> O QUE FAZER
Responda, por favor, com base no texto sobre o filme de Woody Allen:
1. Em que ano foi lançado Tudo Pode dar Certo?
2. Qual é o alvo de Você Vai Conhecer o Homem dos Seus Sonhos?
3. Que filme Allen faria anos depois, cercando o mesmo tema?

> TEXTO PARA LEITURA
☆ ☆ ☆ ☆ ☆ ☆ ☆
Quadrilha. Este poderia ser o título drummondiano de Você Vai Conhecer o Homem dos Seus Sonhos (2010). Depois de ironizar sobre a existência humana em Tudo Pode dar Certo (2009), Woody Allen voltou à Europa e realizou uma comédia dramática com temas muito conhecidos dele. As brigas e desencontros entre casais, a crise de criatividade, o sobrenatural, a morte e a traição, são motivos presentes nesse novo filme mas que poderemos encontrar espalhados pela filmografia do diretor. A partir dessa informação, entramos naquele campo onde os desafetos do cineasta novaiorquino parecem ganhar fôlego e estufar o peito ao dizerem: “Woody Allen sempre faz o mesmo filme, só muda o elenco”.

Bem, para os que assim pensam, é preciso apenas olhar com atenção para identificar detalhes e enxergar mudanças. Os temas woodyanos já nos são conhecidos e é a partir deles que o cineasta constrói o seu mundo neurótico, cômico ou dramático. No decorrer dos anos, Allen voltou a trabalhar com os mesmos motivos em seus roteiros, mas dentro de uma trama e mundo diferentes, com nova tecnologia e artes e em outra realidade. Não há, de fato, uma repetição, há o seguir uma linha de coisas muito pessoais que a cada nova obra ganham um ar novo, um reciclar criativo e inovador dentro de um material autoral e, acima de tudo, reconhecível: qualquer pessoa que inadvertidamente entrasse, sem saber, em uma sessão de um filme de Woody Allen, já a partir dos créditos de abertura saberia de quem era o filme e o que esperar dele. Esse crescendo que Allen empreende em seus “temas e variações” faz com que cada filme seu seja motivo de espera por parte dos cinéfilos fãs e base para a pergunta: quem, o que e como o diretor vai “atacar”? No presente longa, o alvo são os adivinhos e profetas do futuro (anos depois ele faria Magia ao Luar, cercando o mesmo tema) e o plano de fundo, uma verdadeira quadrilha de amores, desamores, traições e buscas.
☆ ☆ ☆ ☆ ☆ ☆ ☆
(Registros de caixas de elementos)
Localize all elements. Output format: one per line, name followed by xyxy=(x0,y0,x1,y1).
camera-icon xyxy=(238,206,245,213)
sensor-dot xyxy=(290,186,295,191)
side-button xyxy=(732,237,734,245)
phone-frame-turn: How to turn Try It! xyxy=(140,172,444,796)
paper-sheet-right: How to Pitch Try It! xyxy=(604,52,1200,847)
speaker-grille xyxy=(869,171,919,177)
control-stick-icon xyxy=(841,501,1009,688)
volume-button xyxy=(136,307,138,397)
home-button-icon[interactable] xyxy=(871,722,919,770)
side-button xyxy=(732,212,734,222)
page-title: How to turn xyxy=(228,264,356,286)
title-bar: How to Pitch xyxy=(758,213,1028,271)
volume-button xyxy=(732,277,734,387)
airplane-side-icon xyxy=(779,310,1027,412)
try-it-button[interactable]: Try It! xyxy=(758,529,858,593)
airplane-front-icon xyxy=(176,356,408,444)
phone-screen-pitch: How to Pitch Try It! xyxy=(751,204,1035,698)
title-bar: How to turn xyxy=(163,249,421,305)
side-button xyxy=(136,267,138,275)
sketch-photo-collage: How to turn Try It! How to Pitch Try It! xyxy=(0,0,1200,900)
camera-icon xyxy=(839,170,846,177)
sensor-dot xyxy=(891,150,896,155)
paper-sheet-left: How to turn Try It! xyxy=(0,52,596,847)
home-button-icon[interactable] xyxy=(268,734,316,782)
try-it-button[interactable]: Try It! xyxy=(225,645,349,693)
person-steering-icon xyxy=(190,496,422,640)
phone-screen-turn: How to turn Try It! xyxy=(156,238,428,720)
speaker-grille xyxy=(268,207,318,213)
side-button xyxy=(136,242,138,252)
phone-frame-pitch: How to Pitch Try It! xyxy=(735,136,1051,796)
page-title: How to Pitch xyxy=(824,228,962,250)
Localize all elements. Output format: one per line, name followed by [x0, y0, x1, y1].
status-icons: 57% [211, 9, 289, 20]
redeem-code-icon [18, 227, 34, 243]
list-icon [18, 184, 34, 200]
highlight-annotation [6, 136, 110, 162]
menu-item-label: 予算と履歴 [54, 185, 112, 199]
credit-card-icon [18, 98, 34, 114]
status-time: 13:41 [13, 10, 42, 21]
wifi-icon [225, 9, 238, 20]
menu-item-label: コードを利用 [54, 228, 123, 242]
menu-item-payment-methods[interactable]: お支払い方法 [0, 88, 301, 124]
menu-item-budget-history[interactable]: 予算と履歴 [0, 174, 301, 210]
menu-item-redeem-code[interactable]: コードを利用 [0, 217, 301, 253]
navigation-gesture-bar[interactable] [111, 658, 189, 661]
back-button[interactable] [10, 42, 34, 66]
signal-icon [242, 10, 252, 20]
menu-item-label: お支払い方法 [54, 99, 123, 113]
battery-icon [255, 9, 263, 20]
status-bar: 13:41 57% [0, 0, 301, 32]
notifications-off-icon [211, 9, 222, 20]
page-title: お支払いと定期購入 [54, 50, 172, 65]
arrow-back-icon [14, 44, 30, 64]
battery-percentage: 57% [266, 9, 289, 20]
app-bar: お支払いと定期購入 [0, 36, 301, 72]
☆ ☆ ☆ ☆ ☆ ☆ ☆
> RESPOSTA DA TAREFA
1. Em 2009.
2. Os adivinhos e profetas do futuro.
3. Magia ao Luar.